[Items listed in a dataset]
* Begin *

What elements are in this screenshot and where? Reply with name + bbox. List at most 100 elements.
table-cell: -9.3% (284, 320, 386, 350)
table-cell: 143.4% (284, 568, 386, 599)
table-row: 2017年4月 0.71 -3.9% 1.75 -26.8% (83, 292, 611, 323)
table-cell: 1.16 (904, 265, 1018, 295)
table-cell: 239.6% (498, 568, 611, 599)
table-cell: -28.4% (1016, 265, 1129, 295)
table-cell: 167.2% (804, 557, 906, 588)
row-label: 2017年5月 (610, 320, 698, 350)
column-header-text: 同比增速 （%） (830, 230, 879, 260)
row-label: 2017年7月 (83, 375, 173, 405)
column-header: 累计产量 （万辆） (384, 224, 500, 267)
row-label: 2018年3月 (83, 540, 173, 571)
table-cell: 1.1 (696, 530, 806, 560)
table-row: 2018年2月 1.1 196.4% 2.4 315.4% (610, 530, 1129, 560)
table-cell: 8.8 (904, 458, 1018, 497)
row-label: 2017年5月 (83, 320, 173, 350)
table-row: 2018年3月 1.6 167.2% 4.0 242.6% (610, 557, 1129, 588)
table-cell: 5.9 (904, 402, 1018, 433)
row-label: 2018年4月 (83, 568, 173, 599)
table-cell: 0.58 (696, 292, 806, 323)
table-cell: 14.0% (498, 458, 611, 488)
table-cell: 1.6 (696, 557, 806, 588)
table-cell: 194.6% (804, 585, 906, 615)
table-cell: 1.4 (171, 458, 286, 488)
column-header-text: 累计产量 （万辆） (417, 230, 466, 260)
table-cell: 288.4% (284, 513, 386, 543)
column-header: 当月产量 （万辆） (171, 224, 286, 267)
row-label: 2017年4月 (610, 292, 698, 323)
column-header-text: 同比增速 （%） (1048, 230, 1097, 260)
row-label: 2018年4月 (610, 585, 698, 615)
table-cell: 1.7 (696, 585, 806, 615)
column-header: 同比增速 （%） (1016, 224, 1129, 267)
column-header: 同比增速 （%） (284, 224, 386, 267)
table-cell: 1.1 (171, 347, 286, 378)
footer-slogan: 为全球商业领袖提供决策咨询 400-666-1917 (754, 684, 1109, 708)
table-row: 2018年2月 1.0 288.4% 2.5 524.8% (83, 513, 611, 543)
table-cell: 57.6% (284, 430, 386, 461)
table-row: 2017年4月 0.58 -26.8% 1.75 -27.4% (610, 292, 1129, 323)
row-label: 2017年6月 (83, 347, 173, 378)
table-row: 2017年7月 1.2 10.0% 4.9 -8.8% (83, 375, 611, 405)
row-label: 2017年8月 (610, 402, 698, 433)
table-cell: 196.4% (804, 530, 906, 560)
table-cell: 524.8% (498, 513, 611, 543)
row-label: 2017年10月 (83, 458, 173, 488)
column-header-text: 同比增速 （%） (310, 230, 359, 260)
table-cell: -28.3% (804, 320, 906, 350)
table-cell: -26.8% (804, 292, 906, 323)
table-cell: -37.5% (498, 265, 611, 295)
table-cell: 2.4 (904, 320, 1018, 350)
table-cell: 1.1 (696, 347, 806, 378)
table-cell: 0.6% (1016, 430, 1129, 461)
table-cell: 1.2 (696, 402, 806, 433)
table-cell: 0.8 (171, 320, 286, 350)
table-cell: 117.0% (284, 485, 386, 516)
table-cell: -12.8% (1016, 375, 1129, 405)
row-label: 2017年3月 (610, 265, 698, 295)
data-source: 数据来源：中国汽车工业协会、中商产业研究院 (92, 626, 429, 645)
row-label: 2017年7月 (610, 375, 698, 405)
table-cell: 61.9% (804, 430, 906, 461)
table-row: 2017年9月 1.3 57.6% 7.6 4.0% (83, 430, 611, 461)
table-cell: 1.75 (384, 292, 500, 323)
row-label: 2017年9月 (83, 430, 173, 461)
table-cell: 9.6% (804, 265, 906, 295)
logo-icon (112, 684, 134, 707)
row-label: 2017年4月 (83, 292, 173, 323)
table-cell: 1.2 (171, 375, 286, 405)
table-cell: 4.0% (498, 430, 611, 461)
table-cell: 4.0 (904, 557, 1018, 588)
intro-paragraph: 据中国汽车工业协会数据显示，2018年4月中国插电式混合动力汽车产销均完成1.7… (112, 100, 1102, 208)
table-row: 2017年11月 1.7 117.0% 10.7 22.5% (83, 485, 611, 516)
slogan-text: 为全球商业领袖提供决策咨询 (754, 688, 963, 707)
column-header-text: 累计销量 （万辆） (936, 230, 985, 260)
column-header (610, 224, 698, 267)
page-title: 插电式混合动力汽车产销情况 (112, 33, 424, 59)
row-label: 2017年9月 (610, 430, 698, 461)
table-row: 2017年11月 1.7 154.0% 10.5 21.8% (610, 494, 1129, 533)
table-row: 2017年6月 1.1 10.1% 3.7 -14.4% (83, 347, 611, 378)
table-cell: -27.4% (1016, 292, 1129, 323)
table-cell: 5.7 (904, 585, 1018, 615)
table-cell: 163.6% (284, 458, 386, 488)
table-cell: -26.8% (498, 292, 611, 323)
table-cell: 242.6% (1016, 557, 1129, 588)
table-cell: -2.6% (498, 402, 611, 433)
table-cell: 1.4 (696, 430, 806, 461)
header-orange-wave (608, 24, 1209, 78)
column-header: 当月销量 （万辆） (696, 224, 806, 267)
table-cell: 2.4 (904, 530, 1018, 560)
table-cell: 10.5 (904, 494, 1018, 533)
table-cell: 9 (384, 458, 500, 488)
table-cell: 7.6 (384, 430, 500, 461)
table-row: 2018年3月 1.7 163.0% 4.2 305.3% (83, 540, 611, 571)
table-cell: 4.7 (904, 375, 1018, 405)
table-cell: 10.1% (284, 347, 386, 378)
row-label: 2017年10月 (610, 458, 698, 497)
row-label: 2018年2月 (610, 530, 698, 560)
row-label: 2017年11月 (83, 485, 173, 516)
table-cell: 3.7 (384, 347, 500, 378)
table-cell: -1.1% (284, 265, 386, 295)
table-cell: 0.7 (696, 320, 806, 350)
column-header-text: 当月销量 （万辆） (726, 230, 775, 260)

* End *

• [WHAT THE EXERCISE ASKS]
Rewrite the material from its first line up to and including the line with "table-cell: 239.6% (498, 568, 611, 599)", changing "table-cell" to "grid-cell" and leaving everything else unchanged.

• [WRITTEN SOLUTION]
What elements are in this screenshot and where? Reply with name + bbox. List at most 100 elements.
grid-cell: -9.3% (284, 320, 386, 350)
grid-cell: 143.4% (284, 568, 386, 599)
table-row: 2017年4月 0.71 -3.9% 1.75 -26.8% (83, 292, 611, 323)
grid-cell: 1.16 (904, 265, 1018, 295)
grid-cell: 239.6% (498, 568, 611, 599)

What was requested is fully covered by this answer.